Dataset items:
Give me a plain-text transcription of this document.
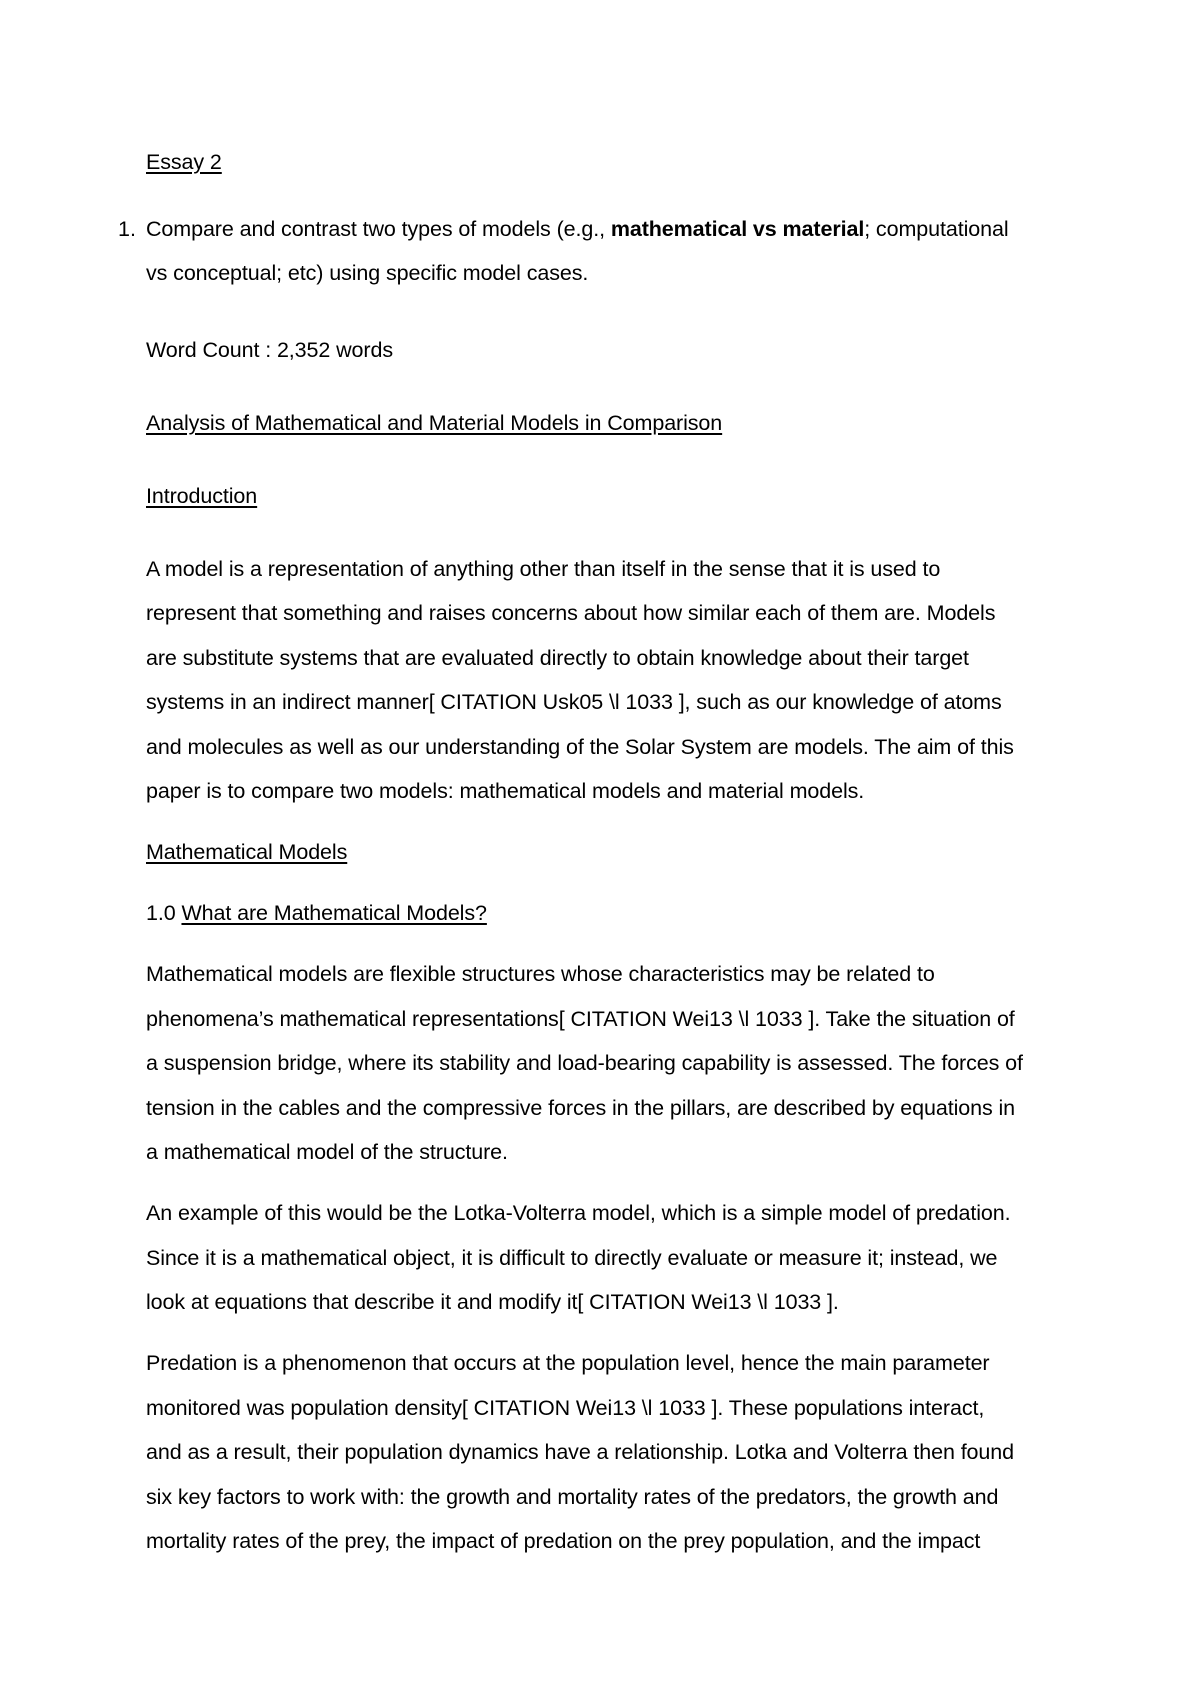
Essay 2
1. Compare and contrast two types of models (e.g., mathematical vs material; computational
vs conceptual; etc) using specific model cases.
Word Count : 2,352 words
Analysis of Mathematical and Material Models in Comparison
Introduction
A model is a representation of anything other than itself in the sense that it is used to
represent that something and raises concerns about how similar each of them are. Models
are substitute systems that are evaluated directly to obtain knowledge about their target
systems in an indirect manner[ CITATION Usk05 \l 1033 ], such as our knowledge of atoms
and molecules as well as our understanding of the Solar System are models. The aim of this
paper is to compare two models: mathematical models and material models.
Mathematical Models
1.0 What are Mathematical Models?
Mathematical models are flexible structures whose characteristics may be related to
phenomena’s mathematical representations[ CITATION Wei13 \l 1033 ]. Take the situation of
a suspension bridge, where its stability and load-bearing capability is assessed. The forces of
tension in the cables and the compressive forces in the pillars, are described by equations in
a mathematical model of the structure.
An example of this would be the Lotka-Volterra model, which is a simple model of predation.
Since it is a mathematical object, it is difficult to directly evaluate or measure it; instead, we
look at equations that describe it and modify it[ CITATION Wei13 \l 1033 ].
Predation is a phenomenon that occurs at the population level, hence the main parameter
monitored was population density[ CITATION Wei13 \l 1033 ]. These populations interact,
and as a result, their population dynamics have a relationship. Lotka and Volterra then found
six key factors to work with: the growth and mortality rates of the predators, the growth and
mortality rates of the prey, the impact of predation on the prey population, and the impact
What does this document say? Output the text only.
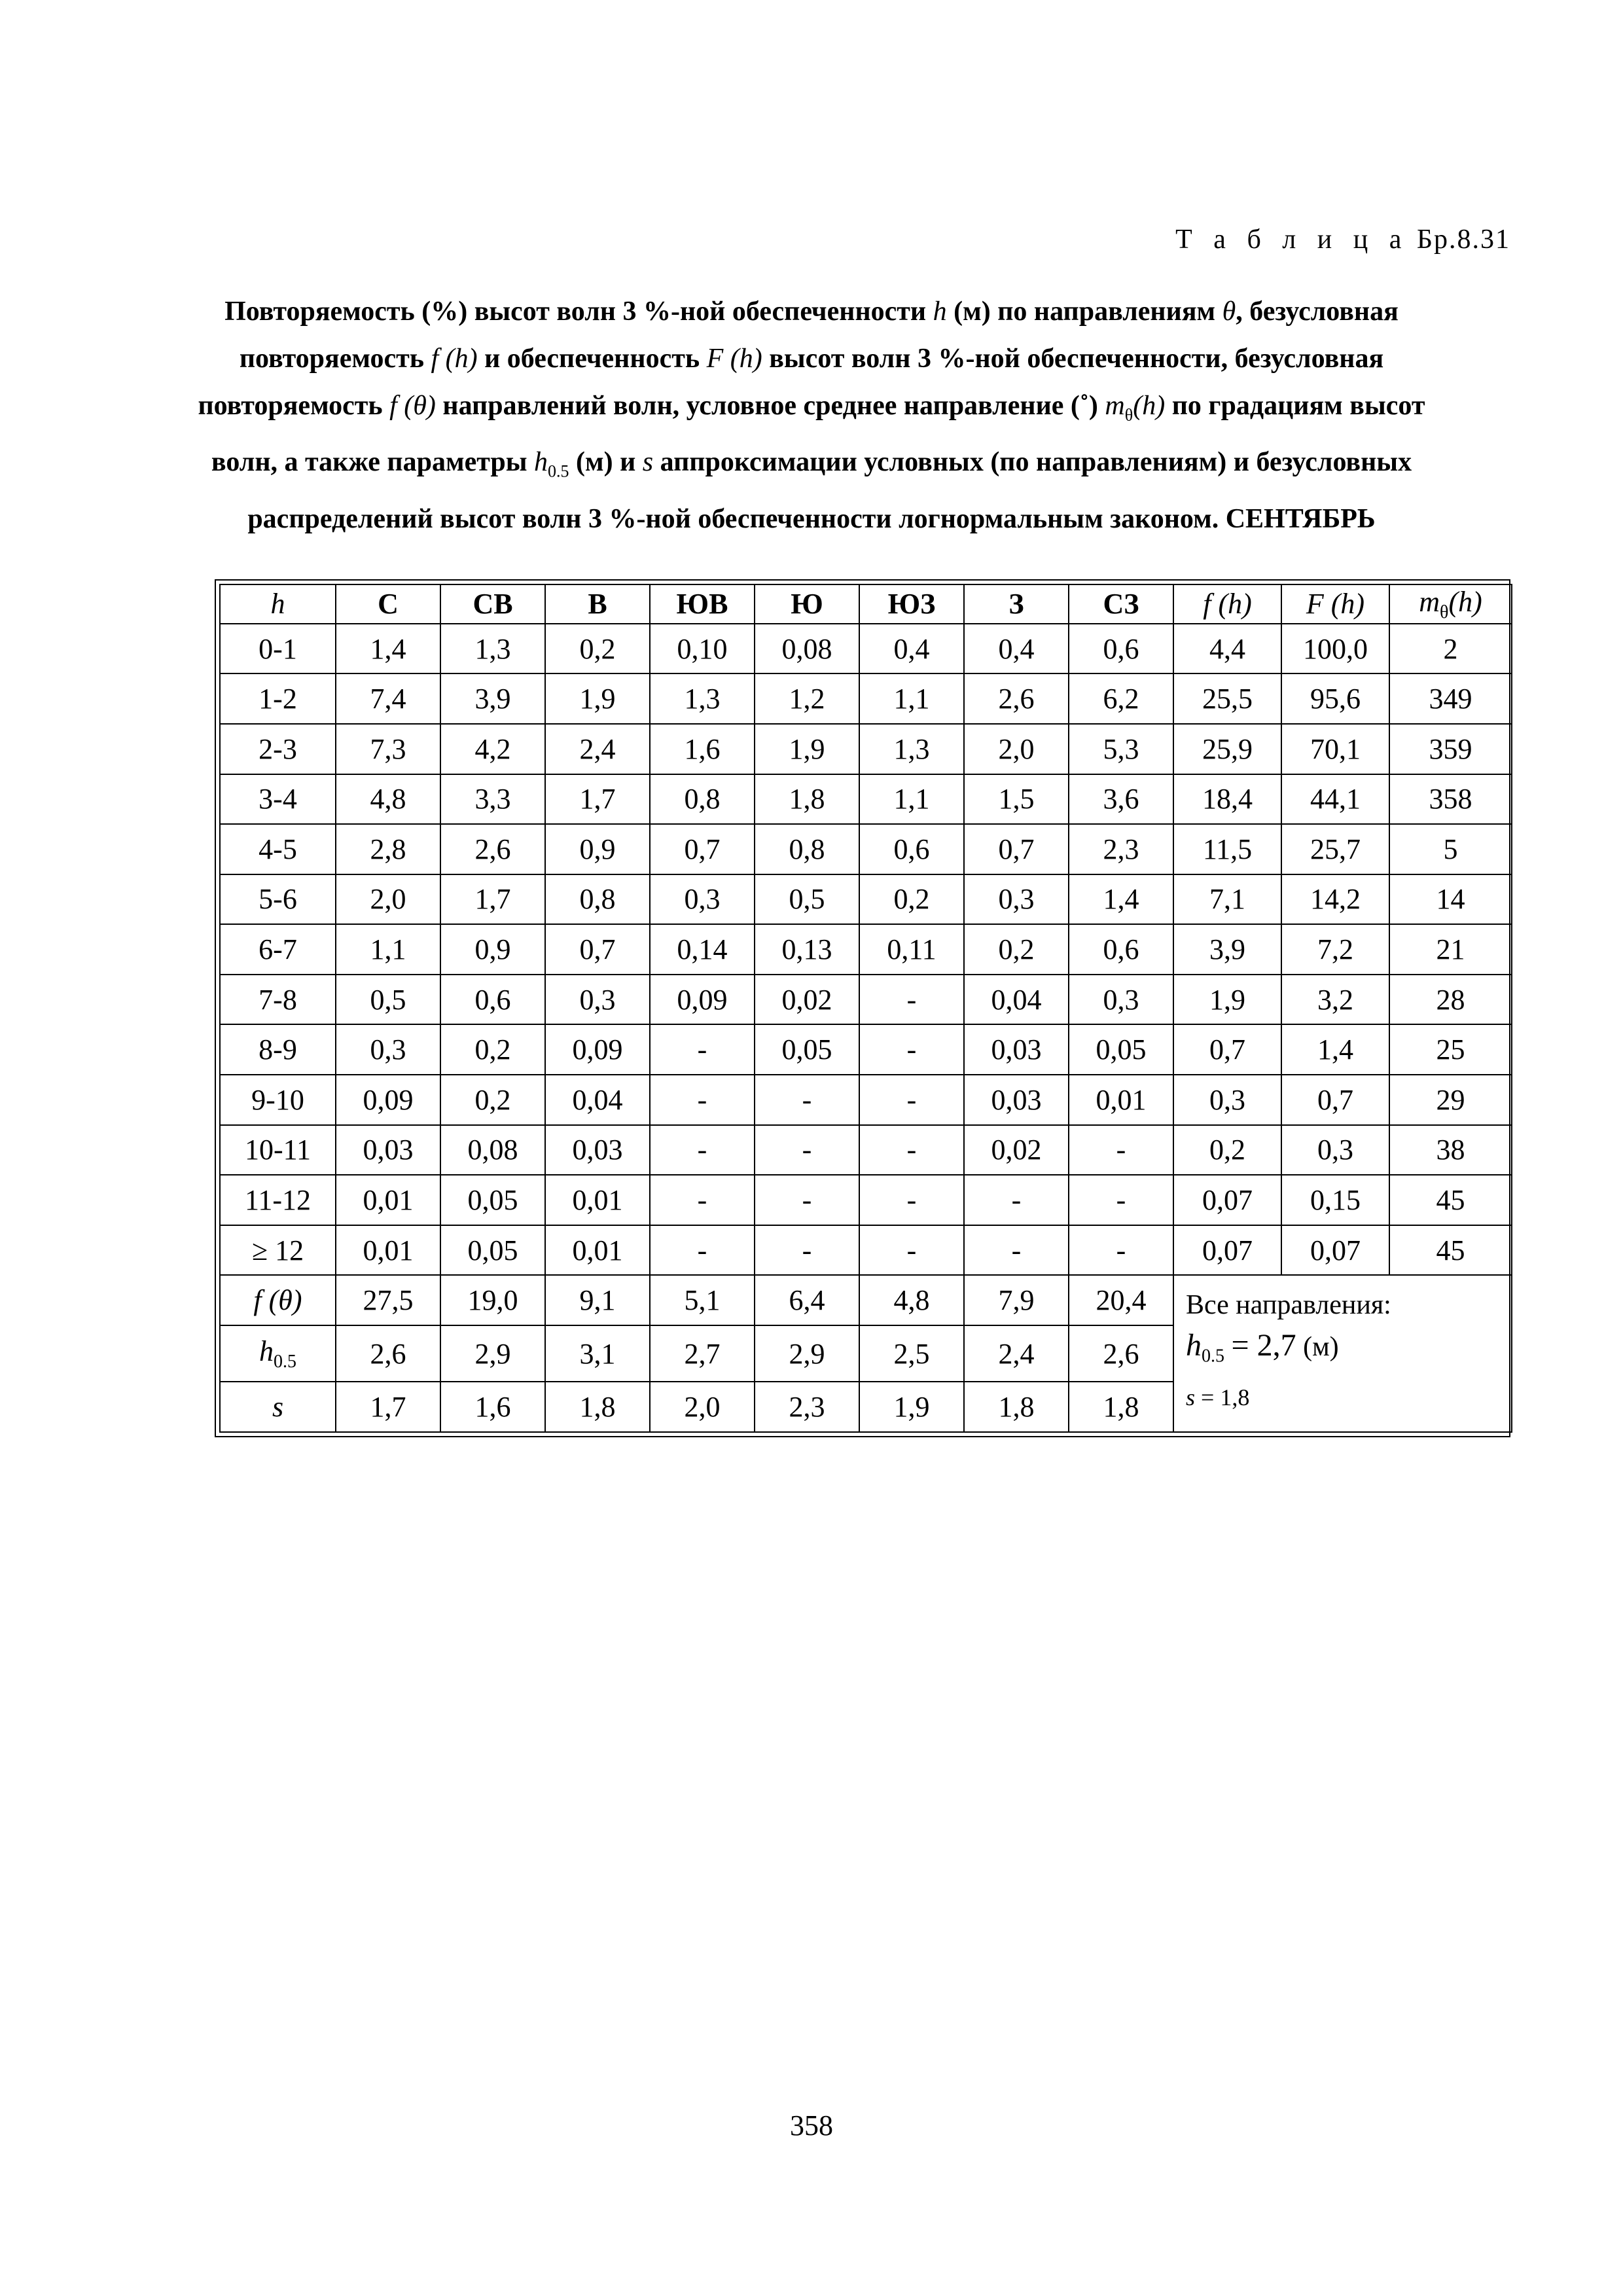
Т а б л и ц а Бр.8.31
Повторяемость (%) высот волн 3 %-ной обеспеченности h (м) по направлениям θ, безусловная повторяемость f (h) и обеспеченность F (h) высот волн 3 %-ной обеспеченности, безусловная повторяемость f (θ) направлений волн, условное среднее направление (˚) $m_\theta(h)$ по градациям высот волн, а также параметры $h_{0.5}$ (м) и s аппроксимации условных (по направлениям) и безусловных распределений высот волн 3 %-ной обеспеченности логнормальным законом. СЕНТЯБРЬ
h	С	СВ	В	ЮВ	Ю	ЮЗ	З	СЗ	f (h)	F (h)	$m_\theta(h)$
0-1	1,4	1,3	0,2	0,10	0,08	0,4	0,4	0,6	4,4	100,0	2
1-2	7,4	3,9	1,9	1,3	1,2	1,1	2,6	6,2	25,5	95,6	349
2-3	7,3	4,2	2,4	1,6	1,9	1,3	2,0	5,3	25,9	70,1	359
3-4	4,8	3,3	1,7	0,8	1,8	1,1	1,5	3,6	18,4	44,1	358
4-5	2,8	2,6	0,9	0,7	0,8	0,6	0,7	2,3	11,5	25,7	5
5-6	2,0	1,7	0,8	0,3	0,5	0,2	0,3	1,4	7,1	14,2	14
6-7	1,1	0,9	0,7	0,14	0,13	0,11	0,2	0,6	3,9	7,2	21
7-8	0,5	0,6	0,3	0,09	0,02	-	0,04	0,3	1,9	3,2	28
8-9	0,3	0,2	0,09	-	0,05	-	0,03	0,05	0,7	1,4	25
9-10	0,09	0,2	0,04	-	-	-	0,03	0,01	0,3	0,7	29
10-11	0,03	0,08	0,03	-	-	-	0,02	-	0,2	0,3	38
11-12	0,01	0,05	0,01	-	-	-	-	-	0,07	0,15	45
≥ 12	0,01	0,05	0,01	-	-	-	-	-	0,07	0,07	45
f (θ)	27,5	19,0	9,1	5,1	6,4	4,8	7,9	20,4	Все направления:
$h_{0.5} = 2,7$ (м)
s = 1,8		

$h_{0.5}$	2,6	2,9	3,1	2,7	2,9	2,5	2,4	2,6			
s	1,7	1,6	1,8	2,0	2,3	1,9	1,8	1,8			
358
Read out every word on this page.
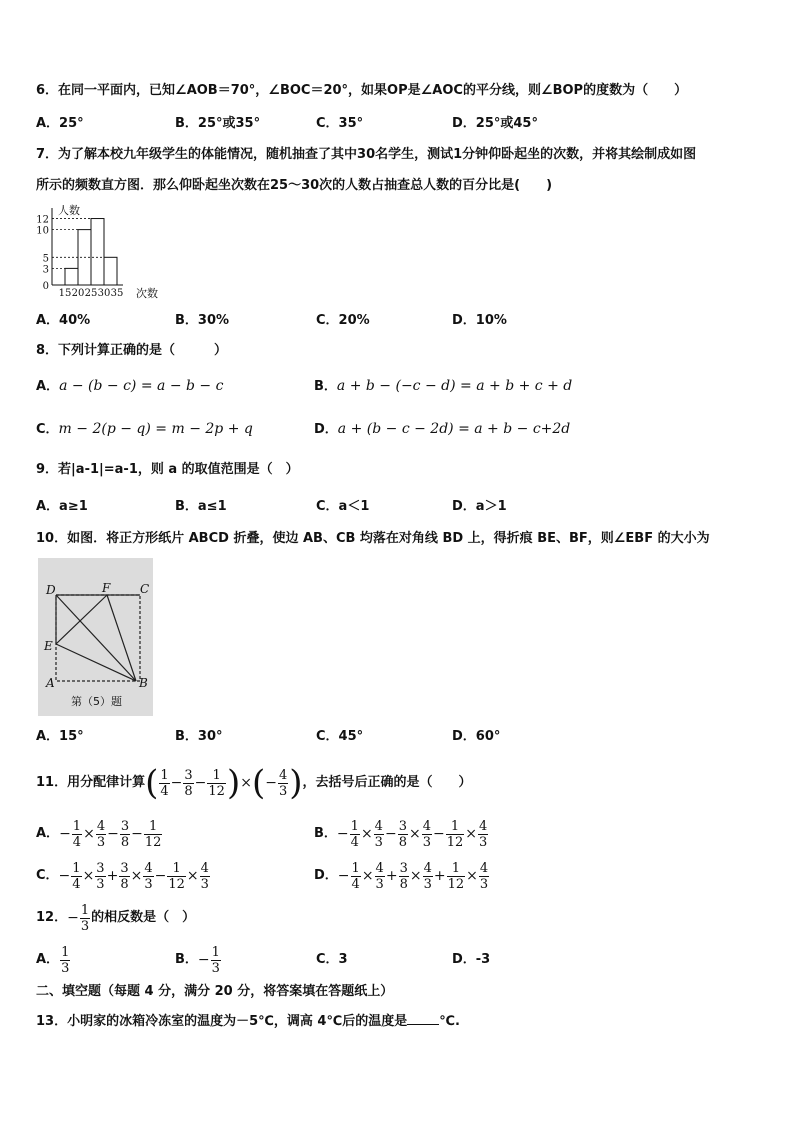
6．在同一平面内，已知∠AOB＝70°，∠BOC＝20°，如果OP是∠AOC的平分线，则∠BOP的度数为（　　）
A．25°	B．25°或35°	C．35°	D．25°或45°
7．为了解本校九年级学生的体能情况，随机抽查了其中30名学生，测试1分钟仰卧起坐的次数，并将其绘制成如图
所示的频数直方图．那么仰卧起坐次数在25～30次的人数占抽查总人数的百分比是(　　)
0
3
5
10
12
15 20 25 30 35
人数
次数
A．40%	B．30%	C．20%	D．10%
8．下列计算正确的是（　　　）
A．a − (b − c) = a − b − c	B．a + b − (−c − d) = a + b + c + d
C．m − 2(p − q) = m − 2p + q	D．a + (b − c − 2d) = a + b − c+2d
9．若|a-1|=a-1，则 a 的取值范围是（　）
A．a≥1	B．a≤1	C．a＜1	D．a＞1
10．如图．将正方形纸片 ABCD 折叠，使边 AB、CB 均落在对角线 BD 上，得折痕 BE、BF，则∠EBF 的大小为
D	F C
E
A	B
第（5）题
A．15°	B．30°	C．45°	D．60°
11．用分配律计算( $\frac{1}{4} - \frac{3}{8} - \frac{1}{12}$ )×(− $\frac{4}{3}$ )，去括号后正确的是（　　）
A．− $\frac{1}{4} \times \frac{4}{3} - \frac{3}{8} - \frac{1}{12}$	B．− $\frac{1}{4} \times \frac{4}{3} - \frac{3}{8} \times \frac{4}{3} - \frac{1}{12} \times \frac{4}{3}$
C．− $\frac{1}{4} \times \frac{3}{3} + \frac{3}{8} \times \frac{4}{3} - \frac{1}{12} \times \frac{4}{3}$	D．− $\frac{1}{4} \times \frac{4}{3} + \frac{3}{8} \times \frac{4}{3} + \frac{1}{12} \times \frac{4}{3}$
12．− $\frac{1}{3}$ 的相反数是（　）
A． $\frac{1}{3}$	B．− $\frac{1}{3}$	C．3	D．-3
二、填空题（每题 4 分，满分 20 分，将答案填在答题纸上）
13．小明家的冰箱冷冻室的温度为－5℃，调高 4℃后的温度是 ℃.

**Exercise directions**
Track down every line with the word "What" and copy it.

**Solved problem**
1.0 What are Mathematical Models?
What does this document say? Output the text only.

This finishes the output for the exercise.